WORK TO DO:
List the lines of this listing that hold the word "online".
>> Begin INPUT MATERIAL
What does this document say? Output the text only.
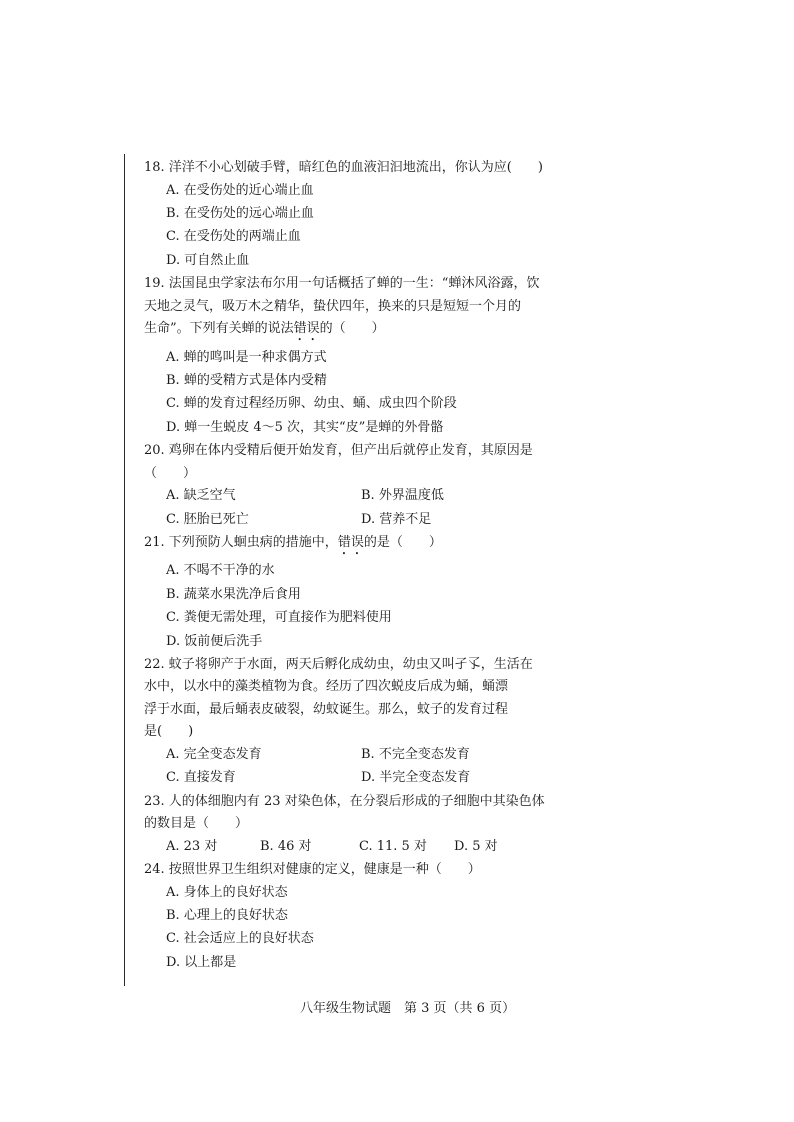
18. 洋洋不小心划破手臂，暗红色的血液汩汩地流出，你认为应(　　)

A. 在受伤处的近心端止血
B. 在受伤处的远心端止血
C. 在受伤处的两端止血
D. 可自然止血

19. 法国昆虫学家法布尔用一句话概括了蝉的一生：“蝉沐风浴露，饮

天地之灵气，吸万木之精华，蛰伏四年，换来的只是短短一个月的

生命”。下列有关蝉的说法错误的（　　）

A. 蝉的鸣叫是一种求偶方式
B. 蝉的受精方式是体内受精
C. 蝉的发育过程经历卵、幼虫、蛹、成虫四个阶段
D. 蝉一生蜕皮 4～5 次，其实“皮”是蝉的外骨骼

20. 鸡卵在体内受精后便开始发育，但产出后就停止发育，其原因是

（　　）

A. 缺乏空气	B. 外界温度低
C. 胚胎已死亡	D. 营养不足

21. 下列预防人蛔虫病的措施中，错误的是（　　）

A. 不喝不干净的水
B. 蔬菜水果洗净后食用
C. 粪便无需处理，可直接作为肥料使用
D. 饭前便后洗手

22. 蚊子将卵产于水面，两天后孵化成幼虫，幼虫又叫孑孓，生活在

水中，以水中的藻类植物为食。经历了四次蜕皮后成为蛹，蛹漂

浮于水面，最后蛹表皮破裂，幼蚊诞生。那么，蚊子的发育过程

是(　　)

A. 完全变态发育	B. 不完全变态发育
C. 直接发育	D. 半完全变态发育

23. 人的体细胞内有 23 对染色体，在分裂后形成的子细胞中其染色体

的数目是（　　）

A. 23 对	B. 46 对	C. 11. 5 对 D. 5 对

24. 按照世界卫生组织对健康的定义，健康是一种（　　）

A. 身体上的良好状态
B. 心理上的良好状态
C. 社会适应上的良好状态
D. 以上都是
八年级生物试题　第 3 页（共 6 页）
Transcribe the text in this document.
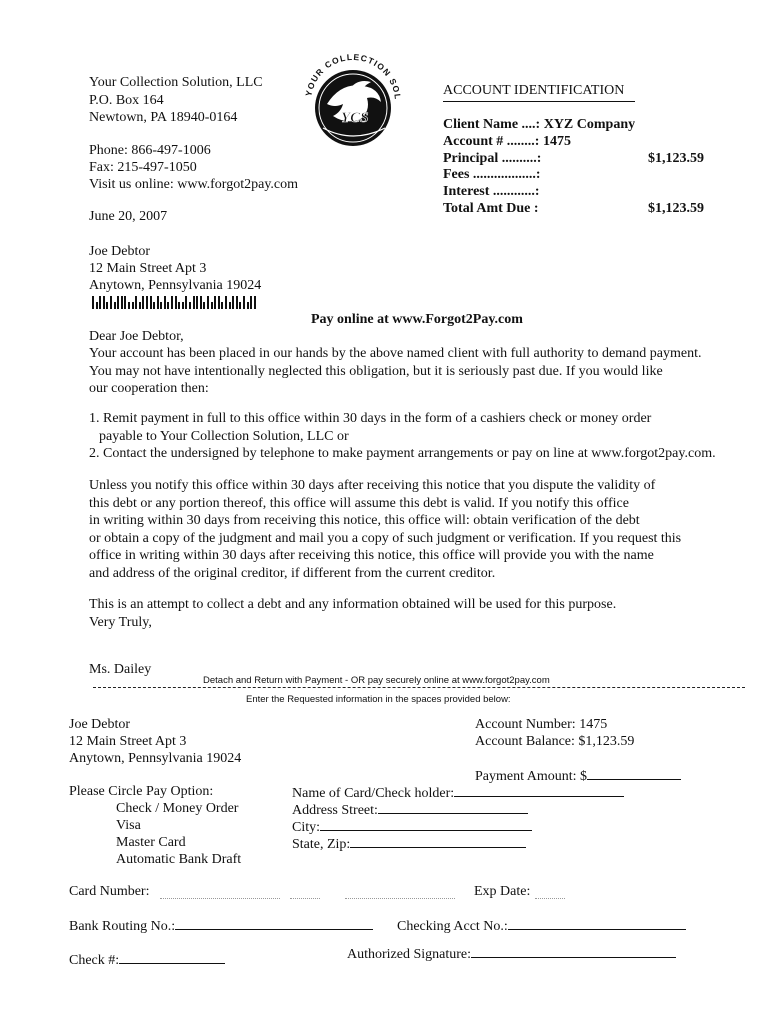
Your Collection Solution, LLC
P.O. Box 164
Newtown, PA 18940-0164
Phone: 866-497-1006
Fax: 215-497-1050
Visit us online: www.forgot2pay.com
June 20, 2007
YOUR COLLECTION SOL
YCS
ACCOUNT IDENTIFICATION
Client Name ....: XYZ Company
Account # ........: 1475
Principal ..........:	$1,123.59
Fees ..................:
Interest ............:
Total Amt Due :	$1,123.59
Joe Debtor
12 Main Street Apt 3
Anytown, Pennsylvania 19024
Pay online at www.Forgot2Pay.com
Dear Joe Debtor,
Your account has been placed in our hands by the above named client with full authority to demand payment.
You may not have intentionally neglected this obligation, but it is seriously past due. If you would like
our cooperation then:
1. Remit payment in full to this office within 30 days in the form of a cashiers check or money order
payable to Your Collection Solution, LLC or
2. Contact the undersigned by telephone to make payment arrangements or pay on line at www.forgot2pay.com.
Unless you notify this office within 30 days after receiving this notice that you dispute the validity of
this debt or any portion thereof, this office will assume this debt is valid. If you notify this office
in writing within 30 days from receiving this notice, this office will: obtain verification of the debt
or obtain a copy of the judgment and mail you a copy of such judgment or verification. If you request this
office in writing within 30 days after receiving this notice, this office will provide you with the name
and address of the original creditor, if different from the current creditor.
This is an attempt to collect a debt and any information obtained will be used for this purpose.
Very Truly,
Ms. Dailey
Detach and Return with Payment - OR pay securely online at www.forgot2pay.com
Enter the Requested information in the spaces provided below:
Joe Debtor
12 Main Street Apt 3
Anytown, Pennsylvania 19024
Account Number: 1475
Account Balance: $1,123.59
Payment Amount: $
Please Circle Pay Option:
Check / Money Order
Visa
Master Card
Automatic Bank Draft
Name of Card/Check holder:
Address Street:
City:
State, Zip:
Card Number:	Exp Date:
Bank Routing No.:	Checking Acct No.:
Check #:	Authorized Signature:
>> End INPUT MATERIAL
RESULT OF THIS EXERCISE:
Visit us online: www.forgot2pay.com
Pay online at www.Forgot2Pay.com
Detach and Return with Payment - OR pay securely online at www.forgot2pay.com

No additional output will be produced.